WRITTEN EXERCISE: Find the string "können" in the records. Copy every line it appears in.

┌──

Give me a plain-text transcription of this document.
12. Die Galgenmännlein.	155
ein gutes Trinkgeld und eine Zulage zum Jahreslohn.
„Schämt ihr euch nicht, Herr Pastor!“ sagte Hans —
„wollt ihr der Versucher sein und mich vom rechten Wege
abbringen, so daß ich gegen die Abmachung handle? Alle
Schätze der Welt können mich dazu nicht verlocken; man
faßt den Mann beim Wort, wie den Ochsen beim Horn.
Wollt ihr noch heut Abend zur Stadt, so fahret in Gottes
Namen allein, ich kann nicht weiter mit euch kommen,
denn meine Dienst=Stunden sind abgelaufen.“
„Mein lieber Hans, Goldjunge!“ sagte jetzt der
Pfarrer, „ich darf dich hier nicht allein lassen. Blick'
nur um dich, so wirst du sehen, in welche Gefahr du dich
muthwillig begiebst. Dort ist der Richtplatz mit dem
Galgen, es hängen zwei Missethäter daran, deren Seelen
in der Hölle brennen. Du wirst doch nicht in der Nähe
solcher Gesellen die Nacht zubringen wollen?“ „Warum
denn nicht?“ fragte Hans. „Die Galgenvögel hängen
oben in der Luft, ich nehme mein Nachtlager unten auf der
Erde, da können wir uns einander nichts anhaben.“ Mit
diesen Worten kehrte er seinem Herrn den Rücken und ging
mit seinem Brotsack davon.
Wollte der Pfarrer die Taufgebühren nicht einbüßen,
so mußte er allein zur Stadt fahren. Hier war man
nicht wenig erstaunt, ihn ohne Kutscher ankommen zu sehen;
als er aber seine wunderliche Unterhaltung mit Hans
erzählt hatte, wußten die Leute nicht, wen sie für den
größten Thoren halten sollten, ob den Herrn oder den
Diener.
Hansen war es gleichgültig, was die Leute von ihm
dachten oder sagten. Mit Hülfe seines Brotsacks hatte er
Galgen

└──

SOLUTION FOR THIS TASK:
Schätze der Welt können mich dazu nicht verlocken; man
Erde, da können wir uns einander nichts anhaben.“ Mit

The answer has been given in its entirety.